--- START Source extract ---
God, its been so long. I have free time for once or else I would not be typing this. I would love to write a complete entry on the changes in my life that have occured and all the thoughts that stream into my mind every night for the past 3 months that have kept me restless through the night, but I dont have THAT much free time.
My life has dramatically changed from even last year to this year. More dramatically from 21-25 to right now at 27. Twenty-seven! Yes, I am 27 now. I'm in my upper 20's. And I FEEL like it. My voice seems to have become more womanly, my behavior, my disposition, and demeanor, or it seems to me. Everyone should ask themselves at least once in their adulthood when did you feel like you became a woman or a man. Ive asked myself many of times and have never gave it much thought and probably because I was not at that time feeling like a woman. At the ripe age of 27 I can now say I FEEL like a woman.
--- END Source extract ---
--- START Data provided ---
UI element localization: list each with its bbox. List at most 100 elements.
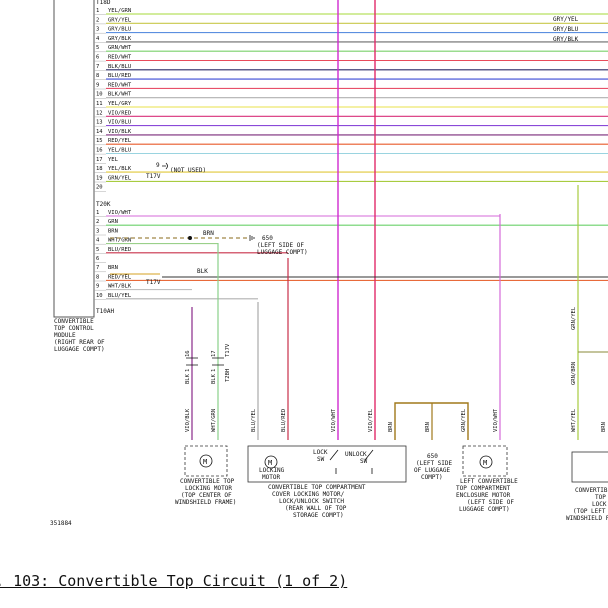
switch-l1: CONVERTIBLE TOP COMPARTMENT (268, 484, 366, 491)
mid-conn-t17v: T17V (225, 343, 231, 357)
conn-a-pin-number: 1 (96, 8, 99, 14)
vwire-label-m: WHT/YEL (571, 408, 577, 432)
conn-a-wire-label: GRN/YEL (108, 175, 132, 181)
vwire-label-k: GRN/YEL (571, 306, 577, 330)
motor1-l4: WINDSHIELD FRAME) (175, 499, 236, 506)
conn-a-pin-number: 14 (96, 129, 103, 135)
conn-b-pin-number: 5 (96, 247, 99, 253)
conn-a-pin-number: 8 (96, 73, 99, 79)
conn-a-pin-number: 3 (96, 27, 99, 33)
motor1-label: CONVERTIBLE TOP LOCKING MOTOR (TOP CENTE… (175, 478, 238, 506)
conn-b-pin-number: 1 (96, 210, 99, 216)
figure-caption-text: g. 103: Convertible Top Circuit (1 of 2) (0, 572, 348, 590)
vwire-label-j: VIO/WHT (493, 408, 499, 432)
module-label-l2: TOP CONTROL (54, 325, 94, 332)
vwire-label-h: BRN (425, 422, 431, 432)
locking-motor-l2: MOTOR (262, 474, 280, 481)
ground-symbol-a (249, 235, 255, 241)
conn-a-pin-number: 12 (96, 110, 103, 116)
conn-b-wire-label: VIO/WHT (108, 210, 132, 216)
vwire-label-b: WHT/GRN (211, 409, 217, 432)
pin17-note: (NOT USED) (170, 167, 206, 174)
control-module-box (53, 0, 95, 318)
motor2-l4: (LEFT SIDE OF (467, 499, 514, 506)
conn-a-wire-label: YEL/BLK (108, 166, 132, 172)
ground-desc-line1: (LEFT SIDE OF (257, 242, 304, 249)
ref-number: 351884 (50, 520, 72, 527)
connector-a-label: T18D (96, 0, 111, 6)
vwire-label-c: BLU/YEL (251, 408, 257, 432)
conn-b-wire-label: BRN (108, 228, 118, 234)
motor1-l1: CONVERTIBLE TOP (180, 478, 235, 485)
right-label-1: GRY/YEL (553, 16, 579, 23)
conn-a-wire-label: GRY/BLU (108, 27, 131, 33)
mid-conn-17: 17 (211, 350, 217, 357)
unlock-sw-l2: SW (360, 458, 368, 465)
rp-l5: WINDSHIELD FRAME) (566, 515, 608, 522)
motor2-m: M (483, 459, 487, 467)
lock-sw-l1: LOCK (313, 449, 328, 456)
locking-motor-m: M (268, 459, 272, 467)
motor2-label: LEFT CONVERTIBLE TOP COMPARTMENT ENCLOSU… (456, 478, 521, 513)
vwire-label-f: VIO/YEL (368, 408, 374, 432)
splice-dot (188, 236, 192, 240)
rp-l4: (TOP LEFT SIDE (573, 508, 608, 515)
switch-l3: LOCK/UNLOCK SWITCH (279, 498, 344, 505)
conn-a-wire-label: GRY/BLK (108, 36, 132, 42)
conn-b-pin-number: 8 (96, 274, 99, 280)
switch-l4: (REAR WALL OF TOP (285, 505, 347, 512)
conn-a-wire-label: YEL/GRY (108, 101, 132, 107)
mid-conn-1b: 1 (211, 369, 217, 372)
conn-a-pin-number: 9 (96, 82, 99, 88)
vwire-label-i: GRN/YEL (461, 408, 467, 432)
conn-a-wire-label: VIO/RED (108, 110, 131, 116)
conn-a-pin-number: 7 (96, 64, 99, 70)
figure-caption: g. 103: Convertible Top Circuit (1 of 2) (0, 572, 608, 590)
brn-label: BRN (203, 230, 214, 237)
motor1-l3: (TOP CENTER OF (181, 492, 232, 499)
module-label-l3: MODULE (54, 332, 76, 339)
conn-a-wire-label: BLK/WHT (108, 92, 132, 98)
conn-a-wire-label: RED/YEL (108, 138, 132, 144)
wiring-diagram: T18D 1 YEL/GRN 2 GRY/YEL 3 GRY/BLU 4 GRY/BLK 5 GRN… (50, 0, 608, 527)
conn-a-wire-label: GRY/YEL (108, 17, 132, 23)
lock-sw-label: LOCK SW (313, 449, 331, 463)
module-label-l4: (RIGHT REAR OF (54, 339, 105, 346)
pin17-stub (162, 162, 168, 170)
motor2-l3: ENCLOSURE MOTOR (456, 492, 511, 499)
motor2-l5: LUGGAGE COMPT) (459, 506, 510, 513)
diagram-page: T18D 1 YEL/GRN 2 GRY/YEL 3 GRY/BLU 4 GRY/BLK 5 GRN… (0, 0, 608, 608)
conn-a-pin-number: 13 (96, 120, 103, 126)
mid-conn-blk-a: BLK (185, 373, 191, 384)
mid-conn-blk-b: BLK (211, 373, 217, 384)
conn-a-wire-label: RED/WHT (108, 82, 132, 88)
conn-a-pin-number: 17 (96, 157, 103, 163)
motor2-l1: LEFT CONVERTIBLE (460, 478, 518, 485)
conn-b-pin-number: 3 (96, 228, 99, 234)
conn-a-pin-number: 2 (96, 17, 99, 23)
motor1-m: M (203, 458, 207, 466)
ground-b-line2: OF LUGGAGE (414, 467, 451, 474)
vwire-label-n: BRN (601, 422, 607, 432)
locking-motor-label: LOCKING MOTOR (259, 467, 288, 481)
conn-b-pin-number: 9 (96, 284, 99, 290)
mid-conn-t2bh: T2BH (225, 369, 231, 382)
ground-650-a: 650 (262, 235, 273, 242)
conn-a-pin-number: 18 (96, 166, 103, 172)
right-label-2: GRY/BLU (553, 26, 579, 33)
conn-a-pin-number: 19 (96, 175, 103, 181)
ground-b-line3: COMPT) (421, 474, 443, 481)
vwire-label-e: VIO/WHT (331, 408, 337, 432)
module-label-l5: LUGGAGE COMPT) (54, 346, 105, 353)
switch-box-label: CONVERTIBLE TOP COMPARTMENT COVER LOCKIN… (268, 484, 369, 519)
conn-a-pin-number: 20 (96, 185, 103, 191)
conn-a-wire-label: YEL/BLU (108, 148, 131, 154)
--- END Data provided ---
Exercise requirements ->
**a)** List every trait that the journal entry about turning 27 says seems to have become more womanly.
**b)** According to the journal entry about turning 27, how long have the nightly thoughts kept the writer restless?
**c)** Carry on the journal entry about turning 27 from its last sentence.

Answers per task ->
**a)** Voice, behavior, disposition, demeanor

**b)** For the past 3 months.

**c)**
I have reflected on alot of my youth and can not believe the things I did or how I have acted. This is just a minor example; For instance, on my 27th birthday I went to Napa Valley. I have never had so much fun. And what did I do? I wasn't always talking, I didnt drink till I vomite, I didnt have 20 friends with me, and I didnt need anyone to 'hold my hand' ,figuratively speaking, as I went and did whatever I wanted to do. When I was 21 my idea wouldnt have been to go to Wine Country w/ 3 friends. It would have and was to get everyone and anyone I knew to go to some bar and drink till I puked. Now, I pose the question to myself, "How is THAT any fun?" But it's all a part of growth. I do NOT regret how I've spent my younger years partying. Besides, the past is the past and can't be changed. Would I have done things differently if I knew what I know now? Why, yes! I honestly could have BEEN a Court Reporter by the age of 20 making $65k a year and living a different life, but that's ok. It is ok because I am doing it NOW. In this moment I am taking the actions necessary to get to where I would like to be.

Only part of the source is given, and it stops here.